** Opening Excerpt block **

Reviews - Fringe 2019

Fringe 2016 Review: All KIDding Aside

By Marianne Daly
Published July 18, 2016

Christel Bartelese fills the Staircase's Bright Room with laughter and positive energy. There is a small stage in an intimate theatre on the top floor of the building with great acoustics. On the stage is a table covered with a white cloth. That one setpiece serves as a couch, a gynecologist's examining table, and her mother's birth canal.

In a similar creative way, an oversized mask of a baby's head becomes, in turn, her head when she was a baby, a very large baby bump and her newborn baby. One other prop serves as an umbilical cord, a phone, and a scarf. The way she uses these few simple props is crazy fun and thoughtfully symbolic. It gives a glimpse into her wonderfully playful imagination.

By being candid, honest, vulnerable and by having a great sense of humor about her struggles and musings around the issues of reproductive health and motherhood Christel Bartelese quickly establishes an great rapport with the audience.

She makes it clear the frequently asked, "when are you having kids?" evokes way deeper issues than small talkers intend. She raises awareness in hilarious ways.

Christel Bartelese takes us through a roller coaster ride of hormonal enhanced emotions. She is so familiar with her many fears that she has given them numbers. At first I wondered why she was presenting "fear #33" after she had just told us about "fear #4."

** Closing Excerpt block **
** Opening Data extract block **

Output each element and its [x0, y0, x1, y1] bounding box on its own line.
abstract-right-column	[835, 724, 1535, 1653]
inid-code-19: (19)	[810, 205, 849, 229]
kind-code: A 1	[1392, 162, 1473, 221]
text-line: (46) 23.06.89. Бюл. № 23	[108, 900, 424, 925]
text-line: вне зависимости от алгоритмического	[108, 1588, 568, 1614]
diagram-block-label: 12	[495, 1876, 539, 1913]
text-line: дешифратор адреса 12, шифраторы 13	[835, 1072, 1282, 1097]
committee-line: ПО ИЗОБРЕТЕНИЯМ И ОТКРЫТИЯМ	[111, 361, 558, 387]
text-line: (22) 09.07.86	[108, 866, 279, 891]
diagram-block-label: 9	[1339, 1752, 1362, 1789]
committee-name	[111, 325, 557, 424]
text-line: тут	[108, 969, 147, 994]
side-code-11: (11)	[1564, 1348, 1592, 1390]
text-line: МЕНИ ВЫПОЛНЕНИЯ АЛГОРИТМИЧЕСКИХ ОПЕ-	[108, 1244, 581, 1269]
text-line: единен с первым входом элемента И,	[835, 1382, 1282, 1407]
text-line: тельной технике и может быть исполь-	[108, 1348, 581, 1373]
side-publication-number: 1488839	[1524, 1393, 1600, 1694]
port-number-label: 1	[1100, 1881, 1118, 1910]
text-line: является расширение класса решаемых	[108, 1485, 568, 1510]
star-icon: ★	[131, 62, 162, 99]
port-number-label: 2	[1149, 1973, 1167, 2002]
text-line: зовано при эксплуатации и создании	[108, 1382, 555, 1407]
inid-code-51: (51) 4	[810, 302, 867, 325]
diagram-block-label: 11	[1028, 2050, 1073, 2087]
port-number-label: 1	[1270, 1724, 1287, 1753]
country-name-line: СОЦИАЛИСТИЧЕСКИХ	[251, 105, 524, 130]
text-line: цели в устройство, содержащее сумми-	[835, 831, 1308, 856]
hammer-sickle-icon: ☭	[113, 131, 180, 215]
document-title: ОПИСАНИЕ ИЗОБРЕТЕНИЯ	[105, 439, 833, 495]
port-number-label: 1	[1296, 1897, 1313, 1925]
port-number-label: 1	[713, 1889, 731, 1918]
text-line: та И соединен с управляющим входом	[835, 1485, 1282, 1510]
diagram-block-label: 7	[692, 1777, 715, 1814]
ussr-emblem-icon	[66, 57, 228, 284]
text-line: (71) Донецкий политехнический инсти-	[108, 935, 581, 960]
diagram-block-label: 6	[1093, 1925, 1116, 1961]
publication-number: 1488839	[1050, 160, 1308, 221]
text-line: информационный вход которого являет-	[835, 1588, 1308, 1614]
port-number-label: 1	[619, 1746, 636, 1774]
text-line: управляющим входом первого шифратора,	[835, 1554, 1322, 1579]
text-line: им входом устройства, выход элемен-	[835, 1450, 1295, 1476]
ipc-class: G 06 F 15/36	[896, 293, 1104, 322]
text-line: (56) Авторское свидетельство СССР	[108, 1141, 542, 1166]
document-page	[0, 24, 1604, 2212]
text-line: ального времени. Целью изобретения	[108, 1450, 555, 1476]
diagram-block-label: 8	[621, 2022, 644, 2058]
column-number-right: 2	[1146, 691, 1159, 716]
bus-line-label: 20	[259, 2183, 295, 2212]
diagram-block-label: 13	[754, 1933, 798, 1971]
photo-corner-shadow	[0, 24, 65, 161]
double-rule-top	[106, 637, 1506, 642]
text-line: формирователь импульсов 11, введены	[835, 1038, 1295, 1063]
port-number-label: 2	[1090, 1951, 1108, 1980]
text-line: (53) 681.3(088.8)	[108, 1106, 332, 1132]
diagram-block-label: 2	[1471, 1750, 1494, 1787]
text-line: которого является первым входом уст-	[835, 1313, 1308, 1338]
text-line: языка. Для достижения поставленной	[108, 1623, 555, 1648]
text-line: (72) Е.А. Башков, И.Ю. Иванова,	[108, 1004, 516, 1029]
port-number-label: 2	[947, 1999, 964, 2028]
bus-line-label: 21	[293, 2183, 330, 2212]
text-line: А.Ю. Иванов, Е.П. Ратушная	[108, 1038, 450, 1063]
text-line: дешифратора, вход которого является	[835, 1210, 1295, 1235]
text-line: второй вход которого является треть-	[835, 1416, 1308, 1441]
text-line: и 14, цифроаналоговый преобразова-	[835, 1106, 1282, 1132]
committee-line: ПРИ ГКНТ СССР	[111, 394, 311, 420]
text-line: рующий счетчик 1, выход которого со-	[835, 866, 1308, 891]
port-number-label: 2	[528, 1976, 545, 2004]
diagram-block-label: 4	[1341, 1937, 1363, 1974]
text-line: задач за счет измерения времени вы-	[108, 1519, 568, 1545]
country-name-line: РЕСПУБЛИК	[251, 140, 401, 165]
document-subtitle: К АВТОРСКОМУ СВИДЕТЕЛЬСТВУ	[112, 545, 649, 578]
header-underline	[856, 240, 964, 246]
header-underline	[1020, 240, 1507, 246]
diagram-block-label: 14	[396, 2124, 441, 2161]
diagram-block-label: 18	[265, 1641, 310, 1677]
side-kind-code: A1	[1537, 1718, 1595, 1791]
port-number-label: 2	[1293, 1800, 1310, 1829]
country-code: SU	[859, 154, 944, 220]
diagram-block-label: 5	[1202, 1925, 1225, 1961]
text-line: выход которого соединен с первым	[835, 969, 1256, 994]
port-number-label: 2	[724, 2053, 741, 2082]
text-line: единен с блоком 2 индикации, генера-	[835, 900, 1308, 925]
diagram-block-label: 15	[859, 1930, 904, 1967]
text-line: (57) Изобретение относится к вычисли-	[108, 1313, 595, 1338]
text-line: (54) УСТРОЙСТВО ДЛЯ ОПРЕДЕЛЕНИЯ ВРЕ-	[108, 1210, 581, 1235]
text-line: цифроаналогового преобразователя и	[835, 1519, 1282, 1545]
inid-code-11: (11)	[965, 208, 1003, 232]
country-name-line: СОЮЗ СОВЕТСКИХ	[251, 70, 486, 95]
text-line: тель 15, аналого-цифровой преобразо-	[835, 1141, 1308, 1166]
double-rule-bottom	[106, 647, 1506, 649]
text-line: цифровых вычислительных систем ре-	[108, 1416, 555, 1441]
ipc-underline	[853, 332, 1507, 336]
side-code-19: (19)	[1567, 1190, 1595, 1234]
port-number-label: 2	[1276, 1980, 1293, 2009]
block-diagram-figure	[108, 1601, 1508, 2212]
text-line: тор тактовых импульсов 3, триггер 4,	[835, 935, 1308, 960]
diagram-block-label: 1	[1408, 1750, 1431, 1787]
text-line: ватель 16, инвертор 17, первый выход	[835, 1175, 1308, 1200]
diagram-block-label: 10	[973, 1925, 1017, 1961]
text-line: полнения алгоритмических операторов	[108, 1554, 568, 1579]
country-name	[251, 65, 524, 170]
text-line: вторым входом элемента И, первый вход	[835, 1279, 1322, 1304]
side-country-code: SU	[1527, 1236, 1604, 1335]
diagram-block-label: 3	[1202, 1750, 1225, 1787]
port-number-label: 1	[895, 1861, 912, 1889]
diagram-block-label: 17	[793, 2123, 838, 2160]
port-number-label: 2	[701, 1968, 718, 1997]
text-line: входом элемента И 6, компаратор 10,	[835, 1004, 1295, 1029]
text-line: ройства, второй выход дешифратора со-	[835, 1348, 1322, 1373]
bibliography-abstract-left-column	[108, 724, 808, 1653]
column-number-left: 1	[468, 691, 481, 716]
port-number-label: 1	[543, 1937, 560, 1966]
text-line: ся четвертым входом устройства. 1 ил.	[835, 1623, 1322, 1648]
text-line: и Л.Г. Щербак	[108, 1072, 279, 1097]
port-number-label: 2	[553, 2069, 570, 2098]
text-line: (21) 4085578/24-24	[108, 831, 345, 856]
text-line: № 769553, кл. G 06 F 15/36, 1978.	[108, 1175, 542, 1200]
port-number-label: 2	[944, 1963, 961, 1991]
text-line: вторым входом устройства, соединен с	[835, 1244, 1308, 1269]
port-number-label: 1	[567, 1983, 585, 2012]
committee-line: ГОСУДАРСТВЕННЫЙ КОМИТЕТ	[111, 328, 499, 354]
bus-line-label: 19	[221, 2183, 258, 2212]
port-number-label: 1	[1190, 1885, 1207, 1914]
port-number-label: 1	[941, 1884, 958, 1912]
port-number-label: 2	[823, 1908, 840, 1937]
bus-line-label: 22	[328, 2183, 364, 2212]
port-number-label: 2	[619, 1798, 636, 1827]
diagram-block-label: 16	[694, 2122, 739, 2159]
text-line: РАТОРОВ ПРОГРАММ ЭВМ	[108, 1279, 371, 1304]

** Closing Data extract block **

◆ **Questions**
a) List every use that the table covered with a white cloth serves in the show described in the Fringe review.
b) Continue the Fringe review of All KIDding Aside from its last sentence.

◆ **Exercise answers**
a) A couch, a gynecologist's examining table, and her mother's birth canal.

b)
It is a clever way to represent how all these different fears can arise, be replaced with another then resurface again often unpredictably. Along with those fears there are moments of tenderness, joy, disappointment and hope.

Christel Bartolese performs a monologue of one historically scary mother she calls "Lady M." She introduces us to some of the characters who have been there at various stages of her journey through womanhood.

She speaks about her mother with loving detail and deep affection. She portrays the cold-hearted claw-handed gynecologist who advised her for years to grin and bear the pain of "endo." I was especially touched by the way she imitates herself talking to her mother on her umbilical cord phone.

Christel Bartelese's creativity makes watching her a delightful experience. It is amazing the way laughter opens the heart. I walked in thinking the physical and emotional issues around becoming a mother are very personal, I left feeling the fears and hopes are universal.

Marianne Daly is a writer, storyteller and retired high school teacher.